%%

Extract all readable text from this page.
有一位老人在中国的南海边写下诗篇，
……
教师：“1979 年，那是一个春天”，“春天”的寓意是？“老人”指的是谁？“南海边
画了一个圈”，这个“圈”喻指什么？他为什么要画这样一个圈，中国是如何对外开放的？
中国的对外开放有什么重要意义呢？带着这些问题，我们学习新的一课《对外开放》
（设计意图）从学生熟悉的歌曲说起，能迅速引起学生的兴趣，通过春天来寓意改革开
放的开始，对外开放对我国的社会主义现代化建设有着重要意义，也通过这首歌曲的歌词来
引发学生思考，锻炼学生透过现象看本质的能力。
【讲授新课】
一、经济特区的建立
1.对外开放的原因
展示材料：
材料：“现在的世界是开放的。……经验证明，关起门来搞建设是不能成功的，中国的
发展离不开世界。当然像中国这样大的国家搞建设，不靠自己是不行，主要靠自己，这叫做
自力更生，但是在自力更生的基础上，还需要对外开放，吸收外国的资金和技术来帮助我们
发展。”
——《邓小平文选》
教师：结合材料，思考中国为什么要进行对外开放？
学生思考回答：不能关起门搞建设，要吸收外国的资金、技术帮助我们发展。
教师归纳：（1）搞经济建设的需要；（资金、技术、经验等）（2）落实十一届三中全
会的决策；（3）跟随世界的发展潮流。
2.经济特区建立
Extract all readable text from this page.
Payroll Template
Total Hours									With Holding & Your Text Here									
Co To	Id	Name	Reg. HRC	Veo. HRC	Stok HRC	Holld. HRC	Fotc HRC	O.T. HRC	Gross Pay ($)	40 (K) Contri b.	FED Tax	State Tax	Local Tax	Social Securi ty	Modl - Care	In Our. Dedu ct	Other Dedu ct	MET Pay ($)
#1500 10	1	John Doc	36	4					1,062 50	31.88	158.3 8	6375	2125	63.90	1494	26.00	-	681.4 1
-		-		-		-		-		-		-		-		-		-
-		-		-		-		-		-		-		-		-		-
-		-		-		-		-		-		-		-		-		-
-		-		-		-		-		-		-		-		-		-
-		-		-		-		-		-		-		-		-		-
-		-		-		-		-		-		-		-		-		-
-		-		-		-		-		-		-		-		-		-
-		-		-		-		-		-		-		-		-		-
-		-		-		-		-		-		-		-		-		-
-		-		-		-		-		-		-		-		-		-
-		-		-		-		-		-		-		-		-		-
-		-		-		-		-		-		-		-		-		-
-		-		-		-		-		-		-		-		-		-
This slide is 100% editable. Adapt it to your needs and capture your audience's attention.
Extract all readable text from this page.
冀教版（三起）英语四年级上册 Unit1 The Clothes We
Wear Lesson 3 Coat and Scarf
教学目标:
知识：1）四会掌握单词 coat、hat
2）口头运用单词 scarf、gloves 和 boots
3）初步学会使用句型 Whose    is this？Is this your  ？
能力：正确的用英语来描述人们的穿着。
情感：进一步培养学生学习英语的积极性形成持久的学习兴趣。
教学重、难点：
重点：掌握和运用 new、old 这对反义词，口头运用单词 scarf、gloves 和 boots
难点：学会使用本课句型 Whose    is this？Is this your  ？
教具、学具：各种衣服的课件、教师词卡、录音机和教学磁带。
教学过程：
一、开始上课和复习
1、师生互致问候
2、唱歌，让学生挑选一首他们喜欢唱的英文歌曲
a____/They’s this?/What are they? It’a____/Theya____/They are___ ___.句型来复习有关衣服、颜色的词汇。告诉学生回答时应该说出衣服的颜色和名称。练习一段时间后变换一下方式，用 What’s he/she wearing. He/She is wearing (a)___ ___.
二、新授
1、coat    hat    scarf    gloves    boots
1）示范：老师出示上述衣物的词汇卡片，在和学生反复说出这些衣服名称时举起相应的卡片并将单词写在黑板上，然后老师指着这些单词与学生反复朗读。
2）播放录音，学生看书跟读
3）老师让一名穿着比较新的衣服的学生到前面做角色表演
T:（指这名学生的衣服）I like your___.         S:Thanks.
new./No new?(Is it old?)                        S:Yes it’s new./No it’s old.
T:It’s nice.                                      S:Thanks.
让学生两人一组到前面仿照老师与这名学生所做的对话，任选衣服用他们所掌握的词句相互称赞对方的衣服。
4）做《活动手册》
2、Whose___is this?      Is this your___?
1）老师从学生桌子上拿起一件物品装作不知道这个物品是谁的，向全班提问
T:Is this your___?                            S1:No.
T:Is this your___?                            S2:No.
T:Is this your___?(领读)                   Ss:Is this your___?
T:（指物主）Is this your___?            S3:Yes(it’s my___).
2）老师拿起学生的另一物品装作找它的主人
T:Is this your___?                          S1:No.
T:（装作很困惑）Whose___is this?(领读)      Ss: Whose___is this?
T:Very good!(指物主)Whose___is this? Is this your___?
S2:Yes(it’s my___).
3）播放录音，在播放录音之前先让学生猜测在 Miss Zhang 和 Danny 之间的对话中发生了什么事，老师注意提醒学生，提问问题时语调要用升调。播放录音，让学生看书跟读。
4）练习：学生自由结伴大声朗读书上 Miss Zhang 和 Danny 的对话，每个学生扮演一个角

%%

Each record above should be returned exactly as it appears.

**Right answer**
Extract all readable text from this page.
有一位老人在中国的南海边写下诗篇，
……
教师：“1979 年，那是一个春天”，“春天”的寓意是？“老人”指的是谁？“南海边
画了一个圈”，这个“圈”喻指什么？他为什么要画这样一个圈，中国是如何对外开放的？
中国的对外开放有什么重要意义呢？带着这些问题，我们学习新的一课《对外开放》
（设计意图）从学生熟悉的歌曲说起，能迅速引起学生的兴趣，通过春天来寓意改革开
放的开始，对外开放对我国的社会主义现代化建设有着重要意义，也通过这首歌曲的歌词来
引发学生思考，锻炼学生透过现象看本质的能力。
【讲授新课】
一、经济特区的建立
1.对外开放的原因
展示材料：
材料：“现在的世界是开放的。……经验证明，关起门来搞建设是不能成功的，中国的
发展离不开世界。当然像中国这样大的国家搞建设，不靠自己是不行，主要靠自己，这叫做
自力更生，但是在自力更生的基础上，还需要对外开放，吸收外国的资金和技术来帮助我们
发展。”
——《邓小平文选》
教师：结合材料，思考中国为什么要进行对外开放？
学生思考回答：不能关起门搞建设，要吸收外国的资金、技术帮助我们发展。
教师归纳：（1）搞经济建设的需要；（资金、技术、经验等）（2）落实十一届三中全
会的决策；（3）跟随世界的发展潮流。
2.经济特区建立
Extract all readable text from this page.
Payroll Template
Total Hours									With Holding & Your Text Here									
Co To	Id	Name	Reg. HRC	Veo. HRC	Stok HRC	Holld. HRC	Fotc HRC	O.T. HRC	Gross Pay ($)	40 (K) Contri b.	FED Tax	State Tax	Local Tax	Social Securi ty	Modl - Care	In Our. Dedu ct	Other Dedu ct	MET Pay ($)
#1500 10	1	John Doc	36	4					1,062 50	31.88	158.3 8	6375	2125	63.90	1494	26.00	-	681.4 1
-		-		-		-		-		-		-		-		-		-
-		-		-		-		-		-		-		-		-		-
-		-		-		-		-		-		-		-		-		-
-		-		-		-		-		-		-		-		-		-
-		-		-		-		-		-		-		-		-		-
-		-		-		-		-		-		-		-		-		-
-		-		-		-		-		-		-		-		-		-
-		-		-		-		-		-		-		-		-		-
-		-		-		-		-		-		-		-		-		-
-		-		-		-		-		-		-		-		-		-
-		-		-		-		-		-		-		-		-		-
-		-		-		-		-		-		-		-		-		-
-		-		-		-		-		-		-		-		-		-
This slide is 100% editable. Adapt it to your needs and capture your audience's attention.
Extract all readable text from this page.
冀教版（三起）英语四年级上册 Unit1 The Clothes We
Wear Lesson 3 Coat and Scarf
教学目标:
知识：1）四会掌握单词 coat、hat
2）口头运用单词 scarf、gloves 和 boots
3）初步学会使用句型 Whose    is this？Is this your  ？
能力：正确的用英语来描述人们的穿着。
情感：进一步培养学生学习英语的积极性形成持久的学习兴趣。
教学重、难点：
重点：掌握和运用 new、old 这对反义词，口头运用单词 scarf、gloves 和 boots
难点：学会使用本课句型 Whose    is this？Is this your  ？
教具、学具：各种衣服的课件、教师词卡、录音机和教学磁带。
教学过程：
一、开始上课和复习
1、师生互致问候
2、唱歌，让学生挑选一首他们喜欢唱的英文歌曲
a____/They’s this?/What are they? It’a____/Theya____/They are___ ___.句型来复习有关衣服、颜色的词汇。告诉学生回答时应该说出衣服的颜色和名称。练习一段时间后变换一下方式，用 What’s he/she wearing. He/She is wearing (a)___ ___.
二、新授
1、coat    hat    scarf    gloves    boots
1）示范：老师出示上述衣物的词汇卡片，在和学生反复说出这些衣服名称时举起相应的卡片并将单词写在黑板上，然后老师指着这些单词与学生反复朗读。
2）播放录音，学生看书跟读
3）老师让一名穿着比较新的衣服的学生到前面做角色表演
T:（指这名学生的衣服）I like your___.         S:Thanks.
new./No new?(Is it old?)                        S:Yes it’s new./No it’s old.
T:It’s nice.                                      S:Thanks.
让学生两人一组到前面仿照老师与这名学生所做的对话，任选衣服用他们所掌握的词句相互称赞对方的衣服。
4）做《活动手册》
2、Whose___is this?      Is this your___?
1）老师从学生桌子上拿起一件物品装作不知道这个物品是谁的，向全班提问
T:Is this your___?                            S1:No.
T:Is this your___?                            S2:No.
T:Is this your___?(领读)                   Ss:Is this your___?
T:（指物主）Is this your___?            S3:Yes(it’s my___).
2）老师拿起学生的另一物品装作找它的主人
T:Is this your___?                          S1:No.
T:（装作很困惑）Whose___is this?(领读)      Ss: Whose___is this?
T:Very good!(指物主)Whose___is this? Is this your___?
S2:Yes(it’s my___).
3）播放录音，在播放录音之前先让学生猜测在 Miss Zhang 和 Danny 之间的对话中发生了什么事，老师注意提醒学生，提问问题时语调要用升调。播放录音，让学生看书跟读。
4）练习：学生自由结伴大声朗读书上 Miss Zhang 和 Danny 的对话，每个学生扮演一个角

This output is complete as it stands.